*Exercise directions:*
For each line below that includes the word "street", make a copy.

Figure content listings
— START —

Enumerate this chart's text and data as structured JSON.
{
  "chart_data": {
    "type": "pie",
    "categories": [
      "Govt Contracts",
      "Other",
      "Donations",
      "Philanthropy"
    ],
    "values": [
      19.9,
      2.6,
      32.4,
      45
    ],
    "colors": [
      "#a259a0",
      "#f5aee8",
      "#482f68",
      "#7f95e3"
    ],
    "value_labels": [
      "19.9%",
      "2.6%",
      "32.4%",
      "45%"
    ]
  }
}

— END —
— START —

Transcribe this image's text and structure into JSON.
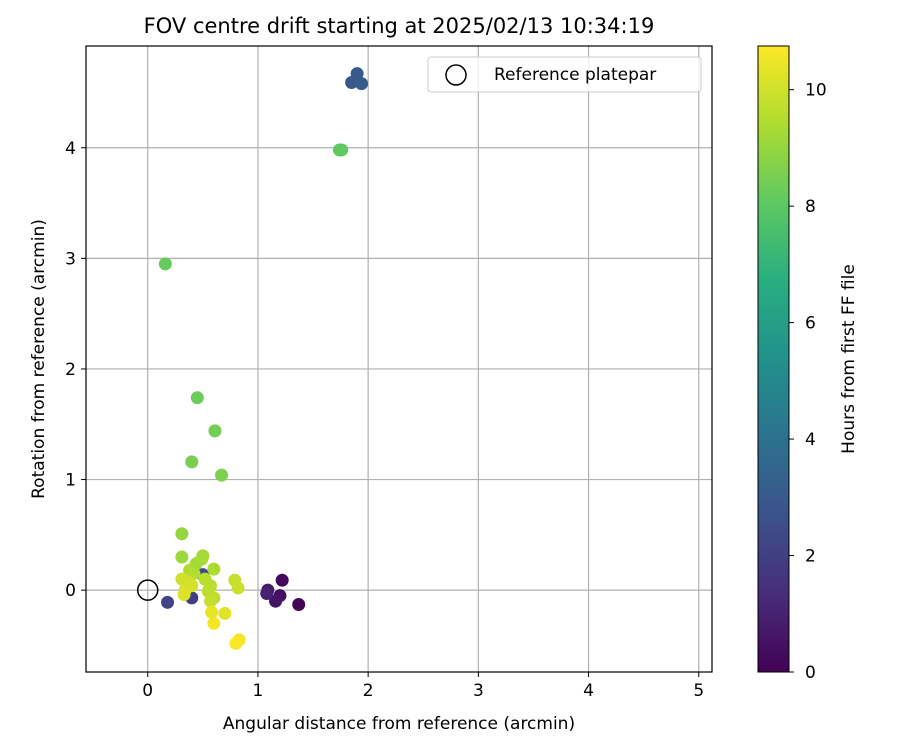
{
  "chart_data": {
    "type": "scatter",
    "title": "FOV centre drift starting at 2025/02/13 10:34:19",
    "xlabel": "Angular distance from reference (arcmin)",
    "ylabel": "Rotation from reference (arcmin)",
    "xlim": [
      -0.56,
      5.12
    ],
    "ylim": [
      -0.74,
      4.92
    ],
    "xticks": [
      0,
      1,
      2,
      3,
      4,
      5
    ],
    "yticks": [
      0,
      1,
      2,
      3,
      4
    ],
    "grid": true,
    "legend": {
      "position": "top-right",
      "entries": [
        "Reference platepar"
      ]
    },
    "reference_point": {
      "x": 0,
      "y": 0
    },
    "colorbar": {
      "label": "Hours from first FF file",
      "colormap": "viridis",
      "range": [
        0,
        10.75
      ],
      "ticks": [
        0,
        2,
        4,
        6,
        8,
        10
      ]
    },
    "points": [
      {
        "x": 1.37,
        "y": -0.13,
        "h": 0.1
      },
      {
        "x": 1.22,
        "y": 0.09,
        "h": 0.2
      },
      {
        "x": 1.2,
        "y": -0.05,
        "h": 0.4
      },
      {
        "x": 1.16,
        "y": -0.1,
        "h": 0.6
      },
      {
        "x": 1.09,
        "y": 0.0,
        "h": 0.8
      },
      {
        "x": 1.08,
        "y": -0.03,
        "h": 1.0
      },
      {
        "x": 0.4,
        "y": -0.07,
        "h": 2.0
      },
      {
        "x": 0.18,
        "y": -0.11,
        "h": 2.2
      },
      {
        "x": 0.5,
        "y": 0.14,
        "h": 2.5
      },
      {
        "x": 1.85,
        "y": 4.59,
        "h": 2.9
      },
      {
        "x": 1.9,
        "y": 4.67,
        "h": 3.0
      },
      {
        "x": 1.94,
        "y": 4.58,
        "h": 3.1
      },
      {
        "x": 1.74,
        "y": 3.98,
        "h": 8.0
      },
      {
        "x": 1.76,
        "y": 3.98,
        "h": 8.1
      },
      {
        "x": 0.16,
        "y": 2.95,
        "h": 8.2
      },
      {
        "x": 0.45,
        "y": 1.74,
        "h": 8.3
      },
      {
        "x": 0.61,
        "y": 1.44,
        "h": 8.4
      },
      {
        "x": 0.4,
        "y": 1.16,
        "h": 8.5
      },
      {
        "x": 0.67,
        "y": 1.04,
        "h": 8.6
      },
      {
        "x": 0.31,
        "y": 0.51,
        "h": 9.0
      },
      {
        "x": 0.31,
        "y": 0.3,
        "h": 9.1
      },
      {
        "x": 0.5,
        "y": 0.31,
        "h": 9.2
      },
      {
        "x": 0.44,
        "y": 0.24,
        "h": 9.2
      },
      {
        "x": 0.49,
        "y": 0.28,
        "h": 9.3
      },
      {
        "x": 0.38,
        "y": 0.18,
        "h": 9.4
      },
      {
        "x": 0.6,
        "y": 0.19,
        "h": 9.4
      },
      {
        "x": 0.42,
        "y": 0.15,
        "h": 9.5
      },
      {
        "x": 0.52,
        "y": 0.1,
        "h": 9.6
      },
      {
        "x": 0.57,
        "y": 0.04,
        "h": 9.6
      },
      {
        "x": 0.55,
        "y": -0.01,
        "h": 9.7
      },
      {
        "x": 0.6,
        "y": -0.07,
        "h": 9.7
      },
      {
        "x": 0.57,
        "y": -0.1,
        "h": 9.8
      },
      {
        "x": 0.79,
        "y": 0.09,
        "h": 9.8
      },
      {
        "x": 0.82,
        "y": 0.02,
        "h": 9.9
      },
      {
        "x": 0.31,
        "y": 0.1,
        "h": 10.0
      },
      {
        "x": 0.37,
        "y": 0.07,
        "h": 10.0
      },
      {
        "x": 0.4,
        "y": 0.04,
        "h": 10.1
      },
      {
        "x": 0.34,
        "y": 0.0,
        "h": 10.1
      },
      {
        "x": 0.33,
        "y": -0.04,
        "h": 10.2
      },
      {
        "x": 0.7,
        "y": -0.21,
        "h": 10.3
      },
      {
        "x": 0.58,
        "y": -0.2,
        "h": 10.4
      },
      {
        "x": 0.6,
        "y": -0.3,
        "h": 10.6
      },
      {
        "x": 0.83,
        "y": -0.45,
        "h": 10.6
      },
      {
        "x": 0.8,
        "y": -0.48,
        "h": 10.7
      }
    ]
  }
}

— END —
— START —

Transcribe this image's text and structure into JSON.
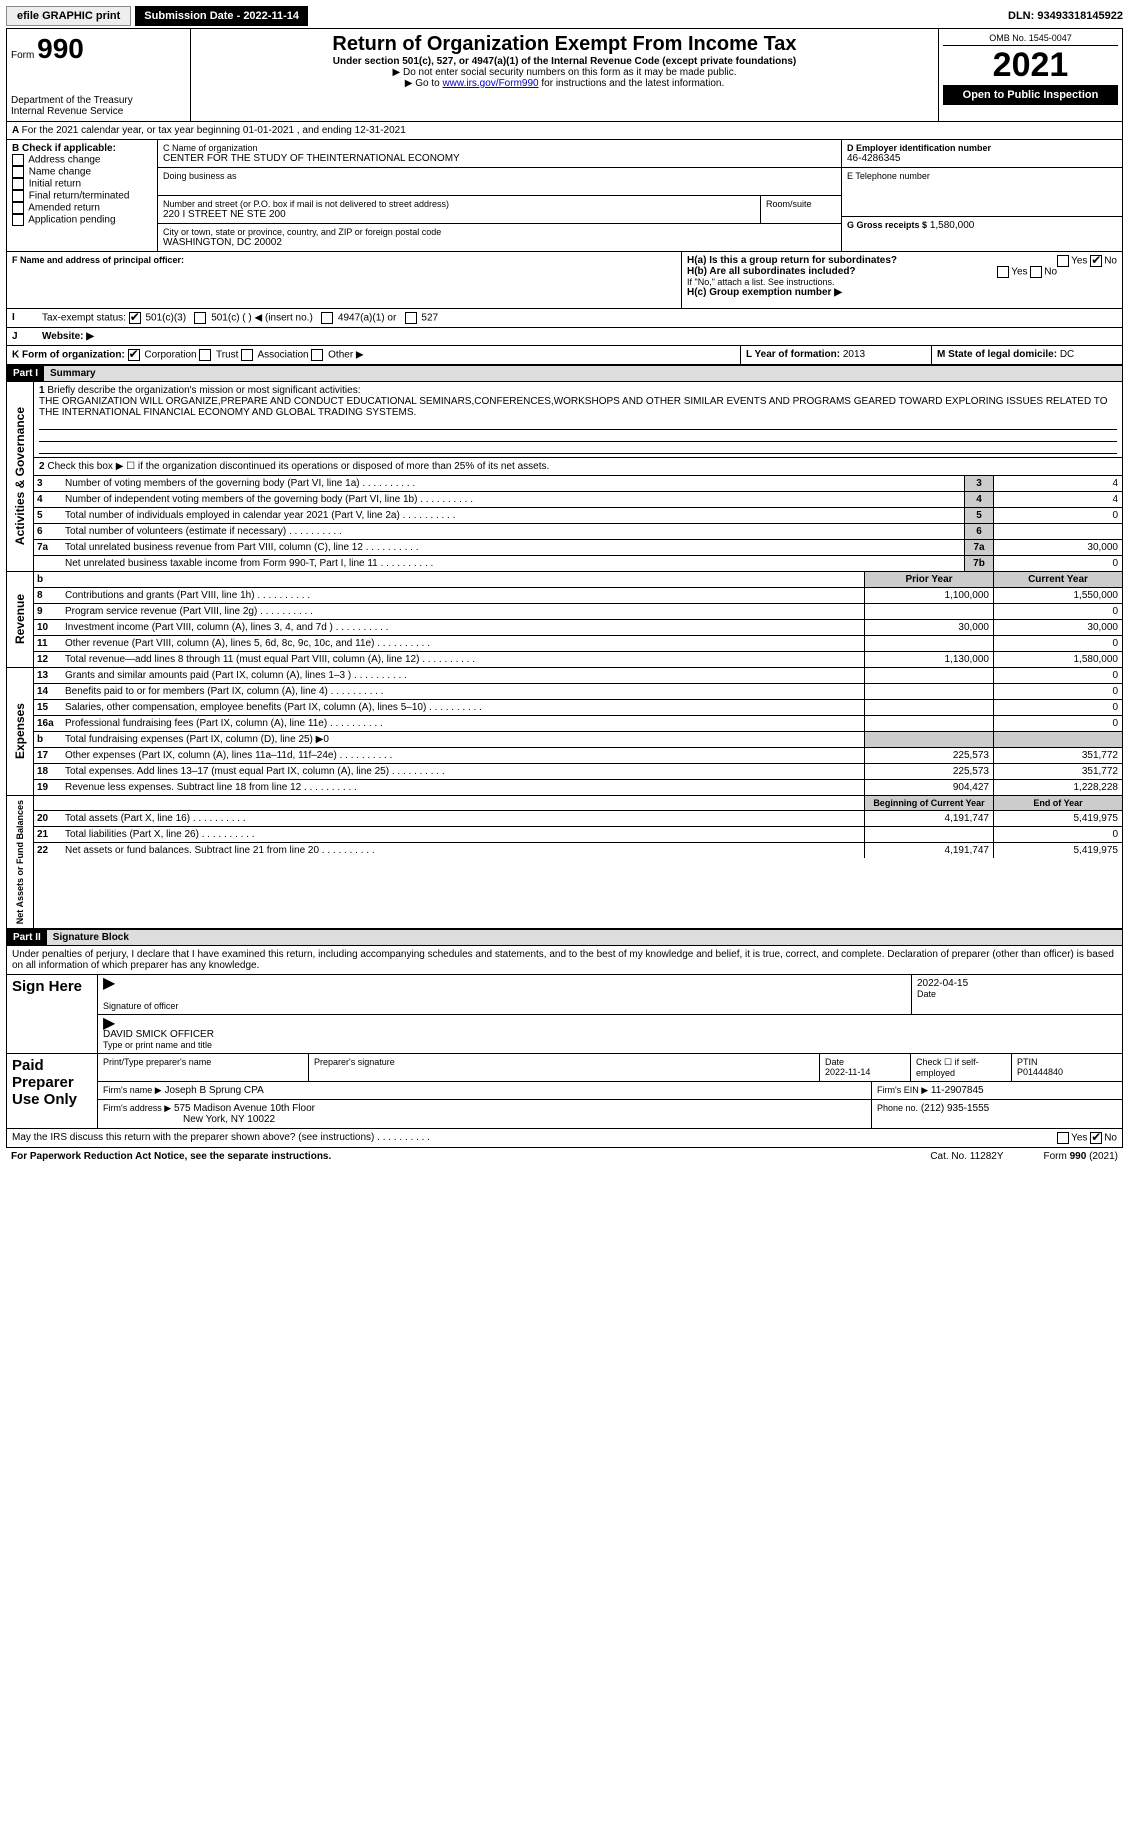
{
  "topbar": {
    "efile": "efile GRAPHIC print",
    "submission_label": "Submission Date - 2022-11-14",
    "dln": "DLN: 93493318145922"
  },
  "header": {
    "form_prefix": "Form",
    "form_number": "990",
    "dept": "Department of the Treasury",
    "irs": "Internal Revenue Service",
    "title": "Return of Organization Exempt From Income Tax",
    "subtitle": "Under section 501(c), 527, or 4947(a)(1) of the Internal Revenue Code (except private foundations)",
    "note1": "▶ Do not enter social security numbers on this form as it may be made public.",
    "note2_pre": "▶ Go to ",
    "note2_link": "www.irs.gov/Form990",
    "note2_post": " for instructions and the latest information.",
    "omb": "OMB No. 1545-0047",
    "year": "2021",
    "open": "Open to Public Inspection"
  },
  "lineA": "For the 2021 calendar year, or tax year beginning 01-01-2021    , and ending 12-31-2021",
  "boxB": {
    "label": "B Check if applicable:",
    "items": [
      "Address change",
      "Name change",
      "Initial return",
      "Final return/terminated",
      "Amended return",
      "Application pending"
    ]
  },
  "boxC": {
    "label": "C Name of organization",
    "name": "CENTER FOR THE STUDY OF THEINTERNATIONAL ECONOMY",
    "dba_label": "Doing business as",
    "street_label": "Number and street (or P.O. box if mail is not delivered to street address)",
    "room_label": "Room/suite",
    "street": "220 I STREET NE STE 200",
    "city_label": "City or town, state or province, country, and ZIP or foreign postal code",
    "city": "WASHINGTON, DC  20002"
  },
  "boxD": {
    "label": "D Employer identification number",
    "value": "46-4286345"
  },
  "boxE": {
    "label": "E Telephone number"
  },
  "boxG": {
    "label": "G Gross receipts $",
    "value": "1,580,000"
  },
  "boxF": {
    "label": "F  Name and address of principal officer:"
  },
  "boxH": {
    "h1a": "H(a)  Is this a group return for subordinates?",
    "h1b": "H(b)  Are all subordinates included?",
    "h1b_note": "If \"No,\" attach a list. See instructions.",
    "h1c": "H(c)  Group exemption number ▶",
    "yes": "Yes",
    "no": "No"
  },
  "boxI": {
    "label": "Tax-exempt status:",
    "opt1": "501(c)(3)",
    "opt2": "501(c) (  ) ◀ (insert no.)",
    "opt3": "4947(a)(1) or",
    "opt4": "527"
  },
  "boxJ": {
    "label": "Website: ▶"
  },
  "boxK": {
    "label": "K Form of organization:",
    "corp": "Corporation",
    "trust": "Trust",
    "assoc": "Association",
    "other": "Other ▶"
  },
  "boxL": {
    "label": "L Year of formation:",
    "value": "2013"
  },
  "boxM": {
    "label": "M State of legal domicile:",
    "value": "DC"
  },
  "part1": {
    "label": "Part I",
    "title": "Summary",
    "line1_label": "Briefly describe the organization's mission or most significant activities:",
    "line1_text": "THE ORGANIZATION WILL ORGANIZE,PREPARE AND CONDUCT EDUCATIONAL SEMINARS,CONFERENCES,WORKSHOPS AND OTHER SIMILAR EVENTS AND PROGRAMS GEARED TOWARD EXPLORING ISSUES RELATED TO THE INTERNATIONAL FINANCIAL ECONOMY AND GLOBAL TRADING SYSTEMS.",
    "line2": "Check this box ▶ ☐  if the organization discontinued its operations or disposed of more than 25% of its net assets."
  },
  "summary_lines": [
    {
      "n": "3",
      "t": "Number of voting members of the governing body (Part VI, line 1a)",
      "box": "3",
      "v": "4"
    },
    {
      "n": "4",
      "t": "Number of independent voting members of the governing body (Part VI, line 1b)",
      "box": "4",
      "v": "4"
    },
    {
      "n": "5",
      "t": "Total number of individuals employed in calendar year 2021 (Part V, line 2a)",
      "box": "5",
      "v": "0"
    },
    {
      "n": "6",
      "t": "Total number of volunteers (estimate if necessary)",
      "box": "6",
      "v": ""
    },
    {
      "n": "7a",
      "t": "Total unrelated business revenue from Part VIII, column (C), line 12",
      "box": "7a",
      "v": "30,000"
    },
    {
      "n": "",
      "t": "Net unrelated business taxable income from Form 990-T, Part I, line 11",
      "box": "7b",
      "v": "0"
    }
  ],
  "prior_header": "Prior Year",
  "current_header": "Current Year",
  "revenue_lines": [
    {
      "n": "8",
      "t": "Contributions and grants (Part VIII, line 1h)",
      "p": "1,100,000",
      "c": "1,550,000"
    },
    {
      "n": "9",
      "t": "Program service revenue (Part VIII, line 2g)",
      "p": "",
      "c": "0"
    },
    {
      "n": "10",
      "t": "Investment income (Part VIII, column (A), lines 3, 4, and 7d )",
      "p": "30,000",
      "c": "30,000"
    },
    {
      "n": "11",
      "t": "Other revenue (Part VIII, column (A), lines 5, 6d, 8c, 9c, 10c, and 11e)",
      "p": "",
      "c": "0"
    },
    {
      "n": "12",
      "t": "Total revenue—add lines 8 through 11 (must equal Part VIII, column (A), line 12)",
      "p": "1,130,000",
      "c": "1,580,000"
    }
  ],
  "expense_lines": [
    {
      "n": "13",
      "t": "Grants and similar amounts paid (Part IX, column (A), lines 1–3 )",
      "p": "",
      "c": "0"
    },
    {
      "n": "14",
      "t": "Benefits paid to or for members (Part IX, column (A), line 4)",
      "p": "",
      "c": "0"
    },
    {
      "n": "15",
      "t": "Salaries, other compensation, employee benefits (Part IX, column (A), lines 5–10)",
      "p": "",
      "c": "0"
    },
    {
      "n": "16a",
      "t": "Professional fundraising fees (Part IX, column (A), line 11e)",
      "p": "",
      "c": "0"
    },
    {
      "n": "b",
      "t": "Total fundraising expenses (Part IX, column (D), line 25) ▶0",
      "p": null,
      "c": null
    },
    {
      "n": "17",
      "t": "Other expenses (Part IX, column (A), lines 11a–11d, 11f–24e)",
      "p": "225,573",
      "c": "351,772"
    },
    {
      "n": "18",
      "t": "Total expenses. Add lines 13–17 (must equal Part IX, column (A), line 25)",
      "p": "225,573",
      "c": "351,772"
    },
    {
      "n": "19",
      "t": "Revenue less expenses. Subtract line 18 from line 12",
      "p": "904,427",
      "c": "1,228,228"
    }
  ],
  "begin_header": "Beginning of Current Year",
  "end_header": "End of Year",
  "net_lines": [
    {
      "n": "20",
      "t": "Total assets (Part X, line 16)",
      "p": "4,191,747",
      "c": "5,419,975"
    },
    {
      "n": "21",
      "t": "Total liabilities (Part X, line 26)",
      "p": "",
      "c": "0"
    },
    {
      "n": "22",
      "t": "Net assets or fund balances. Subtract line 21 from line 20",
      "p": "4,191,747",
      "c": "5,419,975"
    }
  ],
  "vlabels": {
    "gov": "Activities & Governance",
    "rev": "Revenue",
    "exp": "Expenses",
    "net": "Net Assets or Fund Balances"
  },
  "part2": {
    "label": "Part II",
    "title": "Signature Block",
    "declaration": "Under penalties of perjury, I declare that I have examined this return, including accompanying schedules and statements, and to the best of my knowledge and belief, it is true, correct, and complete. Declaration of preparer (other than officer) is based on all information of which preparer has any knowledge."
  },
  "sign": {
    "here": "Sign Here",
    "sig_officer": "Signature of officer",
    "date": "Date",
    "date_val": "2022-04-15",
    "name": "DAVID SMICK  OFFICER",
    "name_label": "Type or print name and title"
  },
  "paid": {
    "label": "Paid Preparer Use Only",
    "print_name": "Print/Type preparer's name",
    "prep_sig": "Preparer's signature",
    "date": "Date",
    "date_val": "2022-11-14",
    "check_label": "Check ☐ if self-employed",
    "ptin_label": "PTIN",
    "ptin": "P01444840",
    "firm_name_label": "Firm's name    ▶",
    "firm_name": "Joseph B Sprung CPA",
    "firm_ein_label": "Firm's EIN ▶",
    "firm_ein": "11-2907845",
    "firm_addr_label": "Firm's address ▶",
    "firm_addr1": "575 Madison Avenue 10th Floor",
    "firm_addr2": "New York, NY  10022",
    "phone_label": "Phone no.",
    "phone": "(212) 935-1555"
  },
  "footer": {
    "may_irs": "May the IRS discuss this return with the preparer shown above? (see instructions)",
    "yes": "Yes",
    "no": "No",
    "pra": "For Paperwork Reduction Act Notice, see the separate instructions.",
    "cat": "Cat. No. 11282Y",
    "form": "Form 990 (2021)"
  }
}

— END —

*Completed exercise:*
    "street_label": "Number and street (or P.O. box if mail is not delivered to street address)",
    "street": "220 I STREET NE STE 200",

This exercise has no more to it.